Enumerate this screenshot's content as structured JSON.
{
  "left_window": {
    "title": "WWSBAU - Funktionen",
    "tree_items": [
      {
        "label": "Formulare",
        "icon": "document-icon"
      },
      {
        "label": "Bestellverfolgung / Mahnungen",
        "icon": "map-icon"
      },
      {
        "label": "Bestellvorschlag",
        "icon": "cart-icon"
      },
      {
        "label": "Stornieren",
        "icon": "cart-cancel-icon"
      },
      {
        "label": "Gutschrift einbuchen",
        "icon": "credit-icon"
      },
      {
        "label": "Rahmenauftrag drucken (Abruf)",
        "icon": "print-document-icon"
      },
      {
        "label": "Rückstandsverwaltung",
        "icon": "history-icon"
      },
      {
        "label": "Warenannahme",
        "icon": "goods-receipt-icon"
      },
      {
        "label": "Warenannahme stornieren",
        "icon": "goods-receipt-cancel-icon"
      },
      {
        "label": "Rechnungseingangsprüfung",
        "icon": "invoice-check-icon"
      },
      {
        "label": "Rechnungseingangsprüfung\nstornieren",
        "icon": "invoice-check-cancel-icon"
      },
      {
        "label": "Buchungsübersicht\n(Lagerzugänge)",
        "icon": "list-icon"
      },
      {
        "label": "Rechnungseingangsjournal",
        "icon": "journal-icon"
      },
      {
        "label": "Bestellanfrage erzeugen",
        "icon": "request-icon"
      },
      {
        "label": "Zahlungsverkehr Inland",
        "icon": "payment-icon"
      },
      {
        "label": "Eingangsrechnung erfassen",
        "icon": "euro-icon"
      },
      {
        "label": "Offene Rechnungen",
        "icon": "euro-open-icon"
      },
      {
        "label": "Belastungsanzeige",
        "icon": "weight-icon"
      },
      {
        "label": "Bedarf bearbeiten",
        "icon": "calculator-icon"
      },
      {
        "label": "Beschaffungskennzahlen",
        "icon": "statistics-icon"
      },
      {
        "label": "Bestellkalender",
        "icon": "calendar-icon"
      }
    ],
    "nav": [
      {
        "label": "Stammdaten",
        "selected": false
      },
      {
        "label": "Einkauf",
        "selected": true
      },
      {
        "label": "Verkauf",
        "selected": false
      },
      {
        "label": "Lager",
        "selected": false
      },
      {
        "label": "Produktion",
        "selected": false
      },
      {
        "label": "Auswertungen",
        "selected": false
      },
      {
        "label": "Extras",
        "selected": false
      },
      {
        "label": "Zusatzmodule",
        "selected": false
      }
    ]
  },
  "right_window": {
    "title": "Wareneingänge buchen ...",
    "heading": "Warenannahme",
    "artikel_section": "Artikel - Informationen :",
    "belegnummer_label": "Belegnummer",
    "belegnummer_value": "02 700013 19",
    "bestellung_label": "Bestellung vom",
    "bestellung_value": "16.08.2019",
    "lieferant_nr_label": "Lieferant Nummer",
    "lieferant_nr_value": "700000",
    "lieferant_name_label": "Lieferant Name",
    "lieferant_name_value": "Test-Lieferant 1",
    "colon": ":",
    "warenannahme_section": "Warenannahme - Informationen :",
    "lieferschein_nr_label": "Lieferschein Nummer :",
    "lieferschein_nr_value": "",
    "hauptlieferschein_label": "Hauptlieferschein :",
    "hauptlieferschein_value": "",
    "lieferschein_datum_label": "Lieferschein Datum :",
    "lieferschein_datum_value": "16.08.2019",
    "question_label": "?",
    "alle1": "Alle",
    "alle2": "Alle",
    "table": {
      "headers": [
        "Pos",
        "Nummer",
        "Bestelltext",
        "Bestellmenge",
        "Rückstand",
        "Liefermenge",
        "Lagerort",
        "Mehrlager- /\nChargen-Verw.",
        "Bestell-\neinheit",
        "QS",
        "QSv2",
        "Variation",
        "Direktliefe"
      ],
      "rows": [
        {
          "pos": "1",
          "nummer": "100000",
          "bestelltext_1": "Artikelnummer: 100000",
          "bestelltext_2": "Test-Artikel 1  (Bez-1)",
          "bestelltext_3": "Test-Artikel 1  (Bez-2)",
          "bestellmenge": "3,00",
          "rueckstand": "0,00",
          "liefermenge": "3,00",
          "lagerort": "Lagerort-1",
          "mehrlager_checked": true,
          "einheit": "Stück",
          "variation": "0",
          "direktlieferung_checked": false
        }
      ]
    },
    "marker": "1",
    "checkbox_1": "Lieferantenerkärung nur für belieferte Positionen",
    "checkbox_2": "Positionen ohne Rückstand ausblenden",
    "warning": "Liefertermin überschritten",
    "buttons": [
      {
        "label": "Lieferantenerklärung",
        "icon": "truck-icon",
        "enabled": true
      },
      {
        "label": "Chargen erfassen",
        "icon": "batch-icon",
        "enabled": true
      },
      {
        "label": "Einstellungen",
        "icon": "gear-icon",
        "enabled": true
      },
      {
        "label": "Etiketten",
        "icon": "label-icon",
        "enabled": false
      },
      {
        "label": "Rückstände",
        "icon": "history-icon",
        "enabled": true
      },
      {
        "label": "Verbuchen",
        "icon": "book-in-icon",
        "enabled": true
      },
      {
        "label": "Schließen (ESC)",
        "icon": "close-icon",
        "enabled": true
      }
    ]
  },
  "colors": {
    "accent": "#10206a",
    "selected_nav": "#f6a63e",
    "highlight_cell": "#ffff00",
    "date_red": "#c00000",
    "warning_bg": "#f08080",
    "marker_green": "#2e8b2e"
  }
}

--

Short task: Please output every record, keeping each line exact.

Solution:
Enumerate this screenshot's content as structured JSON.
{
  "left_window": {
    "title": "WWSBAU - Funktionen",
    "tree_items": [
      {
        "label": "Formulare",
        "icon": "document-icon"
      },
      {
        "label": "Bestellverfolgung / Mahnungen",
        "icon": "map-icon"
      },
      {
        "label": "Bestellvorschlag",
        "icon": "cart-icon"
      },
      {
        "label": "Stornieren",
        "icon": "cart-cancel-icon"
      },
      {
        "label": "Gutschrift einbuchen",
        "icon": "credit-icon"
      },
      {
        "label": "Rahmenauftrag drucken (Abruf)",
        "icon": "print-document-icon"
      },
      {
        "label": "Rückstandsverwaltung",
        "icon": "history-icon"
      },
      {
        "label": "Warenannahme",
        "icon": "goods-receipt-icon"
      },
      {
        "label": "Warenannahme stornieren",
        "icon": "goods-receipt-cancel-icon"
      },
      {
        "label": "Rechnungseingangsprüfung",
        "icon": "invoice-check-icon"
      },
      {
        "label": "Rechnungseingangsprüfung\nstornieren",
        "icon": "invoice-check-cancel-icon"
      },
      {
        "label": "Buchungsübersicht\n(Lagerzugänge)",
        "icon": "list-icon"
      },
      {
        "label": "Rechnungseingangsjournal",
        "icon": "journal-icon"
      },
      {
        "label": "Bestellanfrage erzeugen",
        "icon": "request-icon"
      },
      {
        "label": "Zahlungsverkehr Inland",
        "icon": "payment-icon"
      },
      {
        "label": "Eingangsrechnung erfassen",
        "icon": "euro-icon"
      },
      {
        "label": "Offene Rechnungen",
        "icon": "euro-open-icon"
      },
      {
        "label": "Belastungsanzeige",
        "icon": "weight-icon"
      },
      {
        "label": "Bedarf bearbeiten",
        "icon": "calculator-icon"
      },
      {
        "label": "Beschaffungskennzahlen",
        "icon": "statistics-icon"
      },
      {
        "label": "Bestellkalender",
        "icon": "calendar-icon"
      }
    ],
    "nav": [
      {
        "label": "Stammdaten",
        "selected": false
      },
      {
        "label": "Einkauf",
        "selected": true
      },
      {
        "label": "Verkauf",
        "selected": false
      },
      {
        "label": "Lager",
        "selected": false
      },
      {
        "label": "Produktion",
        "selected": false
      },
      {
        "label": "Auswertungen",
        "selected": false
      },
      {
        "label": "Extras",
        "selected": false
      },
      {
        "label": "Zusatzmodule",
        "selected": false
      }
    ]
  },
  "right_window": {
    "title": "Wareneingänge buchen ...",
    "heading": "Warenannahme",
    "artikel_section": "Artikel - Informationen :",
    "belegnummer_label": "Belegnummer",
    "belegnummer_value": "02 700013 19",
    "bestellung_label": "Bestellung vom",
    "bestellung_value": "16.08.2019",
    "lieferant_nr_label": "Lieferant Nummer",
    "lieferant_nr_value": "700000",
    "lieferant_name_label": "Lieferant Name",
    "lieferant_name_value": "Test-Lieferant 1",
    "colon": ":",
    "warenannahme_section": "Warenannahme - Informationen :",
    "lieferschein_nr_label": "Lieferschein Nummer :",
    "lieferschein_nr_value": "",
    "hauptlieferschein_label": "Hauptlieferschein :",
    "hauptlieferschein_value": "",
    "lieferschein_datum_label": "Lieferschein Datum :",
    "lieferschein_datum_value": "16.08.2019",
    "question_label": "?",
    "alle1": "Alle",
    "alle2": "Alle",
    "table": {
      "headers": [
        "Pos",
        "Nummer",
        "Bestelltext",
        "Bestellmenge",
        "Rückstand",
        "Liefermenge",
        "Lagerort",
        "Mehrlager- /\nChargen-Verw.",
        "Bestell-\neinheit",
        "QS",
        "QSv2",
        "Variation",
        "Direktliefe"
      ],
      "rows": [
        {
          "pos": "1",
          "nummer": "100000",
          "bestelltext_1": "Artikelnummer: 100000",
          "bestelltext_2": "Test-Artikel 1  (Bez-1)",
          "bestelltext_3": "Test-Artikel 1  (Bez-2)",
          "bestellmenge": "3,00",
          "rueckstand": "0,00",
          "liefermenge": "3,00",
          "lagerort": "Lagerort-1",
          "mehrlager_checked": true,
          "einheit": "Stück",
          "variation": "0",
          "direktlieferung_checked": false
        }
      ]
    },
    "marker": "1",
    "checkbox_1": "Lieferantenerkärung nur für belieferte Positionen",
    "checkbox_2": "Positionen ohne Rückstand ausblenden",
    "warning": "Liefertermin überschritten",
    "buttons": [
      {
        "label": "Lieferantenerklärung",
        "icon": "truck-icon",
        "enabled": true
      },
      {
        "label": "Chargen erfassen",
        "icon": "batch-icon",
        "enabled": true
      },
      {
        "label": "Einstellungen",
        "icon": "gear-icon",
        "enabled": true
      },
      {
        "label": "Etiketten",
        "icon": "label-icon",
        "enabled": false
      },
      {
        "label": "Rückstände",
        "icon": "history-icon",
        "enabled": true
      },
      {
        "label": "Verbuchen",
        "icon": "book-in-icon",
        "enabled": true
      },
      {
        "label": "Schließen (ESC)",
        "icon": "close-icon",
        "enabled": true
      }
    ]
  },
  "colors": {
    "accent": "#10206a",
    "selected_nav": "#f6a63e",
    "highlight_cell": "#ffff00",
    "date_red": "#c00000",
    "warning_bg": "#f08080",
    "marker_green": "#2e8b2e"
  }
}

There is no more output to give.